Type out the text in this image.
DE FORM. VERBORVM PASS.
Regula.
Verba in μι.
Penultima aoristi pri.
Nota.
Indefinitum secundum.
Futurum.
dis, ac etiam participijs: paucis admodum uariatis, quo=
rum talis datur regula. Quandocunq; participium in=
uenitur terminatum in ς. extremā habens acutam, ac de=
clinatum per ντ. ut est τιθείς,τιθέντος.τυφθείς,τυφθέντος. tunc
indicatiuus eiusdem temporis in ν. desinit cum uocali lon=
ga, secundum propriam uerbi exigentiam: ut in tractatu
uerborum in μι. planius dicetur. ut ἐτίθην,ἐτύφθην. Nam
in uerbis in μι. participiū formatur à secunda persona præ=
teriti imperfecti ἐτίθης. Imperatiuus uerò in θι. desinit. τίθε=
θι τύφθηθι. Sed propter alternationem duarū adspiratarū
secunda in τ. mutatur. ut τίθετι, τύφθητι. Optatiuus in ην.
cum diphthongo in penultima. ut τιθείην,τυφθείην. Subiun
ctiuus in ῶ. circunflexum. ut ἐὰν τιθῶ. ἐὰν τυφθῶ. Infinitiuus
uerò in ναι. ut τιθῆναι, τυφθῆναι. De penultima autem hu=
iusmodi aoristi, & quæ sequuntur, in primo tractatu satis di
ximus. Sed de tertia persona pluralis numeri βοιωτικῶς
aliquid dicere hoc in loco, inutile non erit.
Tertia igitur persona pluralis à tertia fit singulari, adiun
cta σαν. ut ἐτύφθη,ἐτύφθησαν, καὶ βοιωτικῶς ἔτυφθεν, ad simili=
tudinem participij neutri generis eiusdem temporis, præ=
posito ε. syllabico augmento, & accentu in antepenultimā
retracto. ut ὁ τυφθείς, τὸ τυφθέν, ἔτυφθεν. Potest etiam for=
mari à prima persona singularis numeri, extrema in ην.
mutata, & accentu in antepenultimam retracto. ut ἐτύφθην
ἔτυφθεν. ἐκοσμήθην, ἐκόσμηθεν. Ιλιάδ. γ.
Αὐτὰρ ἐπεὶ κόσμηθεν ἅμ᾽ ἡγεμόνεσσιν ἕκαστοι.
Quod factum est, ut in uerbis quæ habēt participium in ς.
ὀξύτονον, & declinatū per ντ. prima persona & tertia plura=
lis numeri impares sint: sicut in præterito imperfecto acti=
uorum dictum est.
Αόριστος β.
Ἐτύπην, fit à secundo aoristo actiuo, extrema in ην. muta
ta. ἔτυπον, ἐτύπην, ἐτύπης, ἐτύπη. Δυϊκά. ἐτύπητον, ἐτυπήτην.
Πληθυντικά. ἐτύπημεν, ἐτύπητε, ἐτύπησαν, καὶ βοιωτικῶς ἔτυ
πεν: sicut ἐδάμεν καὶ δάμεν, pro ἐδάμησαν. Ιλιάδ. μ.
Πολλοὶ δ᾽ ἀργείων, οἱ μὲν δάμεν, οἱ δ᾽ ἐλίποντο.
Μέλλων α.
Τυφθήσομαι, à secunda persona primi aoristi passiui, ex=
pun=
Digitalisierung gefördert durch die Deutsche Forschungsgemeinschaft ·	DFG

────────

### Your task
Repeat every record, exactly as written.

### Exercise solution
Type out the text in this image.
DE FORM. VERBORVM PASS.
Regula.
Verba in μι.
Penultima aoristi pri.
Nota.
Indefinitum secundum.
Futurum.
dis, ac etiam participijs: paucis admodum uariatis, quo=
rum talis datur regula. Quandocunq; participium in=
uenitur terminatum in ς. extremā habens acutam, ac de=
clinatum per ντ. ut est τιθείς,τιθέντος.τυφθείς,τυφθέντος. tunc
indicatiuus eiusdem temporis in ν. desinit cum uocali lon=
ga, secundum propriam uerbi exigentiam: ut in tractatu
uerborum in μι. planius dicetur. ut ἐτίθην,ἐτύφθην. Nam
in uerbis in μι. participiū formatur à secunda persona præ=
teriti imperfecti ἐτίθης. Imperatiuus uerò in θι. desinit. τίθε=
θι τύφθηθι. Sed propter alternationem duarū adspiratarū
secunda in τ. mutatur. ut τίθετι, τύφθητι. Optatiuus in ην.
cum diphthongo in penultima. ut τιθείην,τυφθείην. Subiun
ctiuus in ῶ. circunflexum. ut ἐὰν τιθῶ. ἐὰν τυφθῶ. Infinitiuus
uerò in ναι. ut τιθῆναι, τυφθῆναι. De penultima autem hu=
iusmodi aoristi, & quæ sequuntur, in primo tractatu satis di
ximus. Sed de tertia persona pluralis numeri βοιωτικῶς
aliquid dicere hoc in loco, inutile non erit.
Tertia igitur persona pluralis à tertia fit singulari, adiun
cta σαν. ut ἐτύφθη,ἐτύφθησαν, καὶ βοιωτικῶς ἔτυφθεν, ad simili=
tudinem participij neutri generis eiusdem temporis, præ=
posito ε. syllabico augmento, & accentu in antepenultimā
retracto. ut ὁ τυφθείς, τὸ τυφθέν, ἔτυφθεν. Potest etiam for=
mari à prima persona singularis numeri, extrema in ην.
mutata, & accentu in antepenultimam retracto. ut ἐτύφθην
ἔτυφθεν. ἐκοσμήθην, ἐκόσμηθεν. Ιλιάδ. γ.
Αὐτὰρ ἐπεὶ κόσμηθεν ἅμ᾽ ἡγεμόνεσσιν ἕκαστοι.
Quod factum est, ut in uerbis quæ habēt participium in ς.
ὀξύτονον, & declinatū per ντ. prima persona & tertia plura=
lis numeri impares sint: sicut in præterito imperfecto acti=
uorum dictum est.
Αόριστος β.
Ἐτύπην, fit à secundo aoristo actiuo, extrema in ην. muta
ta. ἔτυπον, ἐτύπην, ἐτύπης, ἐτύπη. Δυϊκά. ἐτύπητον, ἐτυπήτην.
Πληθυντικά. ἐτύπημεν, ἐτύπητε, ἐτύπησαν, καὶ βοιωτικῶς ἔτυ
πεν: sicut ἐδάμεν καὶ δάμεν, pro ἐδάμησαν. Ιλιάδ. μ.
Πολλοὶ δ᾽ ἀργείων, οἱ μὲν δάμεν, οἱ δ᾽ ἐλίποντο.
Μέλλων α.
Τυφθήσομαι, à secunda persona primi aoristi passiui, ex=
pun=
Digitalisierung gefördert durch die Deutsche Forschungsgemeinschaft ·	DFG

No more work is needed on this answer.